* DIRECTIVE *
Leave out the pictures and transcribe the rest of the records exactly.

* MATERIAL FOR THIS EXERCISE *
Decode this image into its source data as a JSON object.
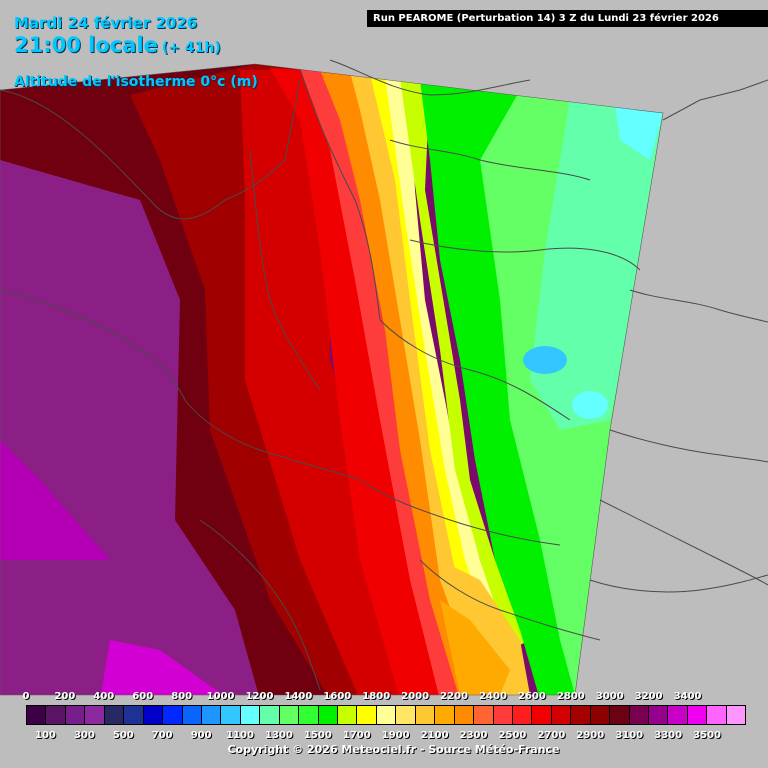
{
  "header": {
    "date": "Mardi 24 février 2026",
    "time": "21:00 locale",
    "offset": "(+ 41h)",
    "parameter": "Altitude de l'isotherme 0°c (m)",
    "run": "Run PEAROME (Perturbation 14) 3 Z du Lundi 23 février 2026"
  },
  "legend": {
    "top_labels": [
      "0",
      "200",
      "400",
      "600",
      "800",
      "1000",
      "1200",
      "1400",
      "1600",
      "1800",
      "2000",
      "2200",
      "2400",
      "2600",
      "2800",
      "3000",
      "3200",
      "3400"
    ],
    "bottom_labels": [
      "100",
      "300",
      "500",
      "700",
      "900",
      "1100",
      "1300",
      "1500",
      "1700",
      "1900",
      "2100",
      "2300",
      "2500",
      "2700",
      "2900",
      "3100",
      "3300",
      "3500"
    ],
    "colors": [
      "#3c0046",
      "#5a1464",
      "#781e8c",
      "#8c28a0",
      "#282864",
      "#1e3296",
      "#0000c8",
      "#0028ff",
      "#0a64ff",
      "#1e96ff",
      "#32c8ff",
      "#64ffff",
      "#64ffaa",
      "#64ff64",
      "#32ff32",
      "#00f000",
      "#c8ff00",
      "#ffff00",
      "#ffff96",
      "#ffe664",
      "#ffc832",
      "#ffaa00",
      "#ff8c00",
      "#ff6432",
      "#ff3c3c",
      "#ff1e1e",
      "#f00000",
      "#d20000",
      "#a50000",
      "#8c0000",
      "#6e0014",
      "#780050",
      "#96008c",
      "#c800c8",
      "#f000f0",
      "#ff64ff",
      "#ff96ff"
    ]
  },
  "copyright": "Copyright © 2026 Meteociel.fr - Source Météo-France"
}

* ANSWER TO THE EXERCISE *
Decode this image into its source data as a JSON object.
{
  "header": {
    "date": "Mardi 24 février 2026",
    "time": "21:00 locale",
    "offset": "(+ 41h)",
    "parameter": "Altitude de l'isotherme 0°c (m)",
    "run": "Run PEAROME (Perturbation 14) 3 Z du Lundi 23 février 2026"
  },
  "legend": {
    "top_labels": [
      "0",
      "200",
      "400",
      "600",
      "800",
      "1000",
      "1200",
      "1400",
      "1600",
      "1800",
      "2000",
      "2200",
      "2400",
      "2600",
      "2800",
      "3000",
      "3200",
      "3400"
    ],
    "bottom_labels": [
      "100",
      "300",
      "500",
      "700",
      "900",
      "1100",
      "1300",
      "1500",
      "1700",
      "1900",
      "2100",
      "2300",
      "2500",
      "2700",
      "2900",
      "3100",
      "3300",
      "3500"
    ],
    "colors": [
      "#3c0046",
      "#5a1464",
      "#781e8c",
      "#8c28a0",
      "#282864",
      "#1e3296",
      "#0000c8",
      "#0028ff",
      "#0a64ff",
      "#1e96ff",
      "#32c8ff",
      "#64ffff",
      "#64ffaa",
      "#64ff64",
      "#32ff32",
      "#00f000",
      "#c8ff00",
      "#ffff00",
      "#ffff96",
      "#ffe664",
      "#ffc832",
      "#ffaa00",
      "#ff8c00",
      "#ff6432",
      "#ff3c3c",
      "#ff1e1e",
      "#f00000",
      "#d20000",
      "#a50000",
      "#8c0000",
      "#6e0014",
      "#780050",
      "#96008c",
      "#c800c8",
      "#f000f0",
      "#ff64ff",
      "#ff96ff"
    ]
  },
  "copyright": "Copyright © 2026 Meteociel.fr - Source Météo-France"
}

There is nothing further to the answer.